# What the task requires:
Check each line of the material below for "this", then copy the ones that contain it.

# Figure content listings:
+ + + +

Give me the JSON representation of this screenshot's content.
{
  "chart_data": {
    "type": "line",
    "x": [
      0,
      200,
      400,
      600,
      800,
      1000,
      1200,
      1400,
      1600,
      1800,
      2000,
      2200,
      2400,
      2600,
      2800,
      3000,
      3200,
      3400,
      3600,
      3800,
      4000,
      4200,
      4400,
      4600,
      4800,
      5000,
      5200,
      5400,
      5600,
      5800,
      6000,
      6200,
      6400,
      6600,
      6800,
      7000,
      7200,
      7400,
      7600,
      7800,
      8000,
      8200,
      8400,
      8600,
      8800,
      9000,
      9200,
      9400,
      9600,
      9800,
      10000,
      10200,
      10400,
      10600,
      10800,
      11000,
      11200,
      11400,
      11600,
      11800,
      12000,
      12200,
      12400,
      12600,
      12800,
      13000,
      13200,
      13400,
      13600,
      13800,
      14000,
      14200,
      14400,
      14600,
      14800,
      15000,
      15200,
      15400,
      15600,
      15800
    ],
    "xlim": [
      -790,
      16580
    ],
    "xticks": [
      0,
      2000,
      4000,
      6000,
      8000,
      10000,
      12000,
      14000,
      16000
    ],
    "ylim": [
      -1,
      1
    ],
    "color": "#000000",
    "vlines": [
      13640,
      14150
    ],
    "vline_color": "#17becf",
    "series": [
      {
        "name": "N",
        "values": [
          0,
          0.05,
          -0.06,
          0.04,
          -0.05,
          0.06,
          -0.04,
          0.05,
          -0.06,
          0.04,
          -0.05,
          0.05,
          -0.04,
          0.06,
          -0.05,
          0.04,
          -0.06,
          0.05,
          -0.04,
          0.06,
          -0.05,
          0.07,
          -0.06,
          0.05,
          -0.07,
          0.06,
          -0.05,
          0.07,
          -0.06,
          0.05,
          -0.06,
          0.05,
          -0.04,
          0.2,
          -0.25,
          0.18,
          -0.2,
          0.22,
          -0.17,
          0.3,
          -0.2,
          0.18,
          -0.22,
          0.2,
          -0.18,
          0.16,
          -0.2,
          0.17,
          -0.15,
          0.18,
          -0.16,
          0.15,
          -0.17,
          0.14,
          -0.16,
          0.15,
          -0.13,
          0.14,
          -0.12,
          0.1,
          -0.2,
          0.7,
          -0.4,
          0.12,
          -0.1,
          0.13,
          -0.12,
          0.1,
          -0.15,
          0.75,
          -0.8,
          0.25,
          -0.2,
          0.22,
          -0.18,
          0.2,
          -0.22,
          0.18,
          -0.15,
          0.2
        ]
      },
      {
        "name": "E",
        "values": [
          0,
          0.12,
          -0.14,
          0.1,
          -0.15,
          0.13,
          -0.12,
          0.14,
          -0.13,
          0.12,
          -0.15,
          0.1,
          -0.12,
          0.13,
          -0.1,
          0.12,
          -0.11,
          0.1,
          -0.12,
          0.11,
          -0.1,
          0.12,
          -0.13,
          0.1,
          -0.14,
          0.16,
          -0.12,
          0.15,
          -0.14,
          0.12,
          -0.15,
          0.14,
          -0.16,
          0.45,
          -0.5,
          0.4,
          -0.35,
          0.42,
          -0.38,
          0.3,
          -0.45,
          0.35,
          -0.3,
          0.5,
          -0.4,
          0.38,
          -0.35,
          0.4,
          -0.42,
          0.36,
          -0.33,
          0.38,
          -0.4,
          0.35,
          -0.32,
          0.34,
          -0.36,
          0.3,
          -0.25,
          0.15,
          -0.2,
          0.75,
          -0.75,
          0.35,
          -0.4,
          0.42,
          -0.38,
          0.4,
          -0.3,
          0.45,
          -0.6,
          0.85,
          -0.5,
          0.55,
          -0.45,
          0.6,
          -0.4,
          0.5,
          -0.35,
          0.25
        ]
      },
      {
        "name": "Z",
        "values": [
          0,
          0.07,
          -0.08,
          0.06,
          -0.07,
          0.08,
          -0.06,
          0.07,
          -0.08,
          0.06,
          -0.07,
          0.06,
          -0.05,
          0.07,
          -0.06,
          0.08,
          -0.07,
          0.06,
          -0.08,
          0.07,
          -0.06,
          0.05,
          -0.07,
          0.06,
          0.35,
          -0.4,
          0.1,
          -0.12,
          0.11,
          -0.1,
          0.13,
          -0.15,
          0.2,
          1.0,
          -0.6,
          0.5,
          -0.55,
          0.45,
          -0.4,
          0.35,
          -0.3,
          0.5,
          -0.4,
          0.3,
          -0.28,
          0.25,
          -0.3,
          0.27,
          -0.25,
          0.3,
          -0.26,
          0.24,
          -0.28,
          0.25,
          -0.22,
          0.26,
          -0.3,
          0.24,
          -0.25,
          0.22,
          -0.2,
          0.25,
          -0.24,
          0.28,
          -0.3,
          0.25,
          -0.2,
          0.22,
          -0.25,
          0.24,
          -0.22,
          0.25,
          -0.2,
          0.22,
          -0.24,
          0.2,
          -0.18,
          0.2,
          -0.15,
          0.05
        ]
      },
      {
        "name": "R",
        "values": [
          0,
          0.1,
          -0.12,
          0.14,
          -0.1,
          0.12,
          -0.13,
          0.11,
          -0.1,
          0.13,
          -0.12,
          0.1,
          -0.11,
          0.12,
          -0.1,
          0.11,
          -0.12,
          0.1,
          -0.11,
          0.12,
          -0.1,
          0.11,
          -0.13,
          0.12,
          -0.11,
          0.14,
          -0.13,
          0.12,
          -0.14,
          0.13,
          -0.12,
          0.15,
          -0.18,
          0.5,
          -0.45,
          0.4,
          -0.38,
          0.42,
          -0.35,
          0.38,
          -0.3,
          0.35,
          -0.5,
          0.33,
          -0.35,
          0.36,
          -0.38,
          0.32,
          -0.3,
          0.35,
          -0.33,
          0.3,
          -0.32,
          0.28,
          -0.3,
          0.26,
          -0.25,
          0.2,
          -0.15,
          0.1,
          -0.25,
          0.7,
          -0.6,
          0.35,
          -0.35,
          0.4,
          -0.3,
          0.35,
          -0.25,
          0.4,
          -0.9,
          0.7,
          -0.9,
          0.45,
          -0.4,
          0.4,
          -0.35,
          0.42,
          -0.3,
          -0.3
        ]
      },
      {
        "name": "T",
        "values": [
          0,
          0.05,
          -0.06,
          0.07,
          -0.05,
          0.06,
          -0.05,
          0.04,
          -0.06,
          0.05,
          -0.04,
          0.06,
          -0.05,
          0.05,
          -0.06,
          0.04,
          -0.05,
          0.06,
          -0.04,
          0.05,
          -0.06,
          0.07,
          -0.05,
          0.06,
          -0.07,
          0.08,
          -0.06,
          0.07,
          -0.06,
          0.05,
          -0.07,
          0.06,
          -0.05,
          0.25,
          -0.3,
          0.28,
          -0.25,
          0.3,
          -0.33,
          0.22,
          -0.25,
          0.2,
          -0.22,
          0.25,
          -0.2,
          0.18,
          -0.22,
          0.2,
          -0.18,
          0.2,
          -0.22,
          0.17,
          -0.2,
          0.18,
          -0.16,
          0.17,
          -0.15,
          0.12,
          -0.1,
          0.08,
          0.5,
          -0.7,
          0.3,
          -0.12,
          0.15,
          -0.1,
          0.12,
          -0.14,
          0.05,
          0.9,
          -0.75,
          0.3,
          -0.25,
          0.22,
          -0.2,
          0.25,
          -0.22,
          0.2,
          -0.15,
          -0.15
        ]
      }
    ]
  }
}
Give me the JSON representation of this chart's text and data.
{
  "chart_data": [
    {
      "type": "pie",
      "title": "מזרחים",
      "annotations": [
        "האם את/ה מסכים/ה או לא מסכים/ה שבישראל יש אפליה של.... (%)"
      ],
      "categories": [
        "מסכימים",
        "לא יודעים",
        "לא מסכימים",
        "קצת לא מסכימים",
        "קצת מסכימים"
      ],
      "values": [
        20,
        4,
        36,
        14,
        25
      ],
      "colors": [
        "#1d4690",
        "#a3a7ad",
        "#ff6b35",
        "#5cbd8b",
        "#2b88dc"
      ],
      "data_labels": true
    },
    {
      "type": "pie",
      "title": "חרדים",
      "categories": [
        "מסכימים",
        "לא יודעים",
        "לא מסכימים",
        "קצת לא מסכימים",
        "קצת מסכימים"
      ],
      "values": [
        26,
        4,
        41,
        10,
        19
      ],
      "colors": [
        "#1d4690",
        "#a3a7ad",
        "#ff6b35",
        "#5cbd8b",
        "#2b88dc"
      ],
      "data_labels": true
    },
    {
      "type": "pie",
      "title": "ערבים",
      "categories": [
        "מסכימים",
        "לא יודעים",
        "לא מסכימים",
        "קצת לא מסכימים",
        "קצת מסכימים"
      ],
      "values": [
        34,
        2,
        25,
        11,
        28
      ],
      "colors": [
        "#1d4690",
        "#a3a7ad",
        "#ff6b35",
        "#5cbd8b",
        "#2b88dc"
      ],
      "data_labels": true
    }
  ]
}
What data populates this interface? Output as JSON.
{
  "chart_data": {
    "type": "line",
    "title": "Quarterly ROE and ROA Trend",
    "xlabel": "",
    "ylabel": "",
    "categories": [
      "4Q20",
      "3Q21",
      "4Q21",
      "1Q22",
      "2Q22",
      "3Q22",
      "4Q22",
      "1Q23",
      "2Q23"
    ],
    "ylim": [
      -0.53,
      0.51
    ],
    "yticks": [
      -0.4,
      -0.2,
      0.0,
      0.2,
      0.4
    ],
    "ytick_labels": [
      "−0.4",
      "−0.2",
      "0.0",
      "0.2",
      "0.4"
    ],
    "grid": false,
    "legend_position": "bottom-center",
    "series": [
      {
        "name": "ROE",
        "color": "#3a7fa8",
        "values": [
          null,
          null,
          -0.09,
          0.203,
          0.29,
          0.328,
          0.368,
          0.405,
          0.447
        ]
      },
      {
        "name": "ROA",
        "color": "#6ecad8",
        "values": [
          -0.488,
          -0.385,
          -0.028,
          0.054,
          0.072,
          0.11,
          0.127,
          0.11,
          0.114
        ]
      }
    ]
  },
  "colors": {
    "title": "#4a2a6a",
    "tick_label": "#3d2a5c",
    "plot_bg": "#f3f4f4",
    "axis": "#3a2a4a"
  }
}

+ + + +

# Result of the exercise:
Give me the JSON representation of this screenshot's content.
Give me the JSON representation of this chart's text and data.
What data populates this interface? Output as JSON.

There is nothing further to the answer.